Gli sviluppi sull'ambiente
Tra la fine di
maggio e i primi giorni di giugno, circolò la notizia della morte di un’elefantessa,
in India. Era morta dopo giorni di agonia per aver ingerito un ananas riempito
di petardi. Ne nacque un’indignazione internazionale e sui social si trovarono
numerosi disegni dedicati all’elefantessa, che era oltretutto incinta.
L’animale era
entrato nell’area di un villaggio vicino al parco nazionale di Silent Valley, nel
Kerala; un episodio analogo era accaduto il mese precedente, con la morte di un
altro pachiderma. Come raccontò un funzionario forestale, Mohan Krishnan, l’elefantessa
non aveva fatto del male ad un singolo essere umano, «nemmeno quando correva in
preda a un dolore lancinante per le strade del villaggio».

Dati forniti:

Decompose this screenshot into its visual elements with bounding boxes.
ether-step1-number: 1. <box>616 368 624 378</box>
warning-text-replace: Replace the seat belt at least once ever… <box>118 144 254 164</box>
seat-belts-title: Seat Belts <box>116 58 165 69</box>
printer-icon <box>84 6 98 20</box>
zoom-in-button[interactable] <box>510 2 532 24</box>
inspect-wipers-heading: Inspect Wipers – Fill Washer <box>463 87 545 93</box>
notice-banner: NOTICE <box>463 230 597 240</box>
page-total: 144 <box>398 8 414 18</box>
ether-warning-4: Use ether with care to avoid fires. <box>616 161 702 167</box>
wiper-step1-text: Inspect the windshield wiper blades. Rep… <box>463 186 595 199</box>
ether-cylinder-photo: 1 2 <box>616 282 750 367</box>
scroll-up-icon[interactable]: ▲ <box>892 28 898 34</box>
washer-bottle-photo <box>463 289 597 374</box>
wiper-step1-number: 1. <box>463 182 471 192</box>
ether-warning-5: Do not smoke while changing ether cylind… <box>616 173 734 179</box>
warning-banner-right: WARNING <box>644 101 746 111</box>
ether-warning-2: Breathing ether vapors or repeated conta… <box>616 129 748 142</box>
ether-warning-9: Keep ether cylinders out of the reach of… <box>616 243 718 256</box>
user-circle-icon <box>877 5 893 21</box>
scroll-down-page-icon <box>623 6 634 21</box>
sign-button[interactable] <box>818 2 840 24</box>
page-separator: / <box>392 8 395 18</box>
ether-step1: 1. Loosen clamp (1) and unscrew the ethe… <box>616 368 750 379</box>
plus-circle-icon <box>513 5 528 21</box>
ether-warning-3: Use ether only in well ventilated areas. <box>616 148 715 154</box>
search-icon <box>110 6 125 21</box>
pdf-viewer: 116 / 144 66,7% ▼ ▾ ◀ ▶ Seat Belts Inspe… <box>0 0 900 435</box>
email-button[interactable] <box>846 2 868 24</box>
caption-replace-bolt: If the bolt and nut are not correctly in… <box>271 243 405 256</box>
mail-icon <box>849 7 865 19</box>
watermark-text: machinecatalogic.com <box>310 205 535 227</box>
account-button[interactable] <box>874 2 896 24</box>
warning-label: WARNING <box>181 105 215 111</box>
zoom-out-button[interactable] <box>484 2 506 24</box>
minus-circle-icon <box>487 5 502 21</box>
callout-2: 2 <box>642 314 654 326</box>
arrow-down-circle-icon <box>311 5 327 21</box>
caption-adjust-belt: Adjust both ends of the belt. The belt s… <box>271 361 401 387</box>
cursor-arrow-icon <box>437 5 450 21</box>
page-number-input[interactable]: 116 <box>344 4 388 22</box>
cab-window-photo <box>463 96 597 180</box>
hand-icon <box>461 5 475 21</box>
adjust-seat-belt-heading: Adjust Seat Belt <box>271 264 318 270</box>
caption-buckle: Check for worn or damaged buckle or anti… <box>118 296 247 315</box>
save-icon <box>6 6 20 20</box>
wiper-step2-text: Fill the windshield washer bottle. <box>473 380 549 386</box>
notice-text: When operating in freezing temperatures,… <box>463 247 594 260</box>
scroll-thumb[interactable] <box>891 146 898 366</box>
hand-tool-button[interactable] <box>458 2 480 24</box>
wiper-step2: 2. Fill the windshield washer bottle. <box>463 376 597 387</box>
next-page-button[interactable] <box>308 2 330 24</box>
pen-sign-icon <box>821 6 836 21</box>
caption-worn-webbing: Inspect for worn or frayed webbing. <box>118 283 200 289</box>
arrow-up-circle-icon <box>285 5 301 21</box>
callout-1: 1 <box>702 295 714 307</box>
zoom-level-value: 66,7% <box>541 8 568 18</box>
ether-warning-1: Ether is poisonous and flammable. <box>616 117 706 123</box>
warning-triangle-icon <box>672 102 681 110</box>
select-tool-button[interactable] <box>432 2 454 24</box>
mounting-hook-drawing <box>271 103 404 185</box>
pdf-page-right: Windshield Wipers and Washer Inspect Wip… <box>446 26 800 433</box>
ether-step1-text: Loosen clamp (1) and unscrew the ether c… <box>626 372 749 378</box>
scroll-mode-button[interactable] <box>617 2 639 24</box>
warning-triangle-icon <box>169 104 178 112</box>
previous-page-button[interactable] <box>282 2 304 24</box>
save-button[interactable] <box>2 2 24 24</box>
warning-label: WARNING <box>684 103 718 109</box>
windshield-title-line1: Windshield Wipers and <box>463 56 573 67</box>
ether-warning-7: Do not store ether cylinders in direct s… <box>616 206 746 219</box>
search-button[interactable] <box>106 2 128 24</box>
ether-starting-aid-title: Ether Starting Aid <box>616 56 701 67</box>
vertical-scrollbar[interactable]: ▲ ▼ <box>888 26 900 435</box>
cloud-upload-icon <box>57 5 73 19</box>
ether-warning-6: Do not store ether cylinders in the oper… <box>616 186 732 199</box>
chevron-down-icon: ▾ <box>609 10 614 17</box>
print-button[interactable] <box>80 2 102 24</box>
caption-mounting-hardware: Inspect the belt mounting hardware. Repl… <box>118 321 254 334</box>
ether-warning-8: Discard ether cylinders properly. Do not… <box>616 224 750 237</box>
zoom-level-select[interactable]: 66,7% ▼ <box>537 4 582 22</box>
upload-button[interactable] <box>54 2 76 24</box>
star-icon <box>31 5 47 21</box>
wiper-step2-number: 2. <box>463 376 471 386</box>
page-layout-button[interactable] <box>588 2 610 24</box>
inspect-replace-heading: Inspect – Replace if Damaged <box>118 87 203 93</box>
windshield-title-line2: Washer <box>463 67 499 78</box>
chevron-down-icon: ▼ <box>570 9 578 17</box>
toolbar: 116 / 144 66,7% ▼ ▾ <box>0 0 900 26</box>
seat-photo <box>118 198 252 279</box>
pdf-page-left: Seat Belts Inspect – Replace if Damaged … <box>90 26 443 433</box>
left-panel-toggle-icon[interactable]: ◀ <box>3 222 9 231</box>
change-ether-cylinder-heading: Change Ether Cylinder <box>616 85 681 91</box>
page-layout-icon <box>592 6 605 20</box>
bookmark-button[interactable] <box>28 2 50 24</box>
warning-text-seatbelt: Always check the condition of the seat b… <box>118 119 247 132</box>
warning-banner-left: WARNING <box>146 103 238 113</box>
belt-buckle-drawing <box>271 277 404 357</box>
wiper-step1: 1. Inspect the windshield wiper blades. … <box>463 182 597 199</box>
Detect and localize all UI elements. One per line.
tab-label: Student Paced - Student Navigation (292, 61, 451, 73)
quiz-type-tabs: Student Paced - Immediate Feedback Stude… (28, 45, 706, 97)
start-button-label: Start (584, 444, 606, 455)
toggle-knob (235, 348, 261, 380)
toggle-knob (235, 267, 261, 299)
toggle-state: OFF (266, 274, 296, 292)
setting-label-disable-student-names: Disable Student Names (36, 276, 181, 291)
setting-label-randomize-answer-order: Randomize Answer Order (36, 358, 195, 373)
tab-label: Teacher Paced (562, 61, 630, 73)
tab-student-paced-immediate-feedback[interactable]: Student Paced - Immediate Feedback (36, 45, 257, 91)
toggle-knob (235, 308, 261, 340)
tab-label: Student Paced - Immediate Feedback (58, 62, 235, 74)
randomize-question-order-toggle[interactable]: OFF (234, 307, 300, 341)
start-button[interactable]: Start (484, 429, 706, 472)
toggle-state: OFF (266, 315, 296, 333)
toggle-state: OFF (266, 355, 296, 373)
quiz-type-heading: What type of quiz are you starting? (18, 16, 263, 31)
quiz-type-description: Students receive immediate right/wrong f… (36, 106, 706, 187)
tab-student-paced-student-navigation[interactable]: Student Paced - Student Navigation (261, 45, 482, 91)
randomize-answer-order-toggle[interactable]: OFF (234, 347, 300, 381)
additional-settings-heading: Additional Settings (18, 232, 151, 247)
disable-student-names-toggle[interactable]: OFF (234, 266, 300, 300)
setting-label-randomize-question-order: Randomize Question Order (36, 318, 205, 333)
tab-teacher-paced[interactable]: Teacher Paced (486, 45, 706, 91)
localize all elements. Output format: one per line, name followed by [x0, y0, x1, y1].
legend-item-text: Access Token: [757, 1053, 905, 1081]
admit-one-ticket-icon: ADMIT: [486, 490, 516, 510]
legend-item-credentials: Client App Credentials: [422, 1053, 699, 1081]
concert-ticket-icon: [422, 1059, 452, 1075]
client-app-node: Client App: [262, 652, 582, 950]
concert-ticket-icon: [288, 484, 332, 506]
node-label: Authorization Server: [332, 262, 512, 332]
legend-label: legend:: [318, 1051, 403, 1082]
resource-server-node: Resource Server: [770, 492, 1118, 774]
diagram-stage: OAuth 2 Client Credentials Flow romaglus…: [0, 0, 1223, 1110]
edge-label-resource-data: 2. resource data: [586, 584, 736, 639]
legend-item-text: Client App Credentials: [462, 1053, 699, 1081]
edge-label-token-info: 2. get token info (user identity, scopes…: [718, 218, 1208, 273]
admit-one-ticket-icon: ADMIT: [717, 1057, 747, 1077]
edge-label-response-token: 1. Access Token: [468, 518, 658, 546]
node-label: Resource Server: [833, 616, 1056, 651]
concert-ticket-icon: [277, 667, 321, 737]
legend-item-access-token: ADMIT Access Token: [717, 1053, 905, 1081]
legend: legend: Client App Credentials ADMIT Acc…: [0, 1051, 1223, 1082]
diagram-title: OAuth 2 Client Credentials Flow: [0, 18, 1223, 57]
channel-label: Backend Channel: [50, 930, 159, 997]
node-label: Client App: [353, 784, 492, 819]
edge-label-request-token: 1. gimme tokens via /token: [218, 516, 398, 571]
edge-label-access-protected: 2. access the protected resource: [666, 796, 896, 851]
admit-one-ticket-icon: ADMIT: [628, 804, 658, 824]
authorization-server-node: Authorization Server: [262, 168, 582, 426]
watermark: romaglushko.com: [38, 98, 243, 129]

Esercizi e compiti:
**1.** Secondo il testo sull'elefantessa, che cosa aveva ingerito l'animale prima di morire?
**2.** Riporta fedelmente il passo del testo sull'elefantessa che va dalle parole "Gli sviluppi sull'ambiente" fino alle parole "era oltretutto incinta." incluse.
Le voci costituiscono materiale a sé, distinto dal testo sull'elefantessa.

Risposte ai compiti:
**1.** Un ananas riempito di petardi.

**2.**
Gli sviluppi sull'ambiente
Tra la fine di
maggio e i primi giorni di giugno, circolò la notizia della morte di un’elefantessa,
in India. Era morta dopo giorni di agonia per aver ingerito un ananas riempito
di petardi. Ne nacque un’indignazione internazionale e sui social si trovarono
numerosi disegni dedicati all’elefantessa, che era oltretutto incinta.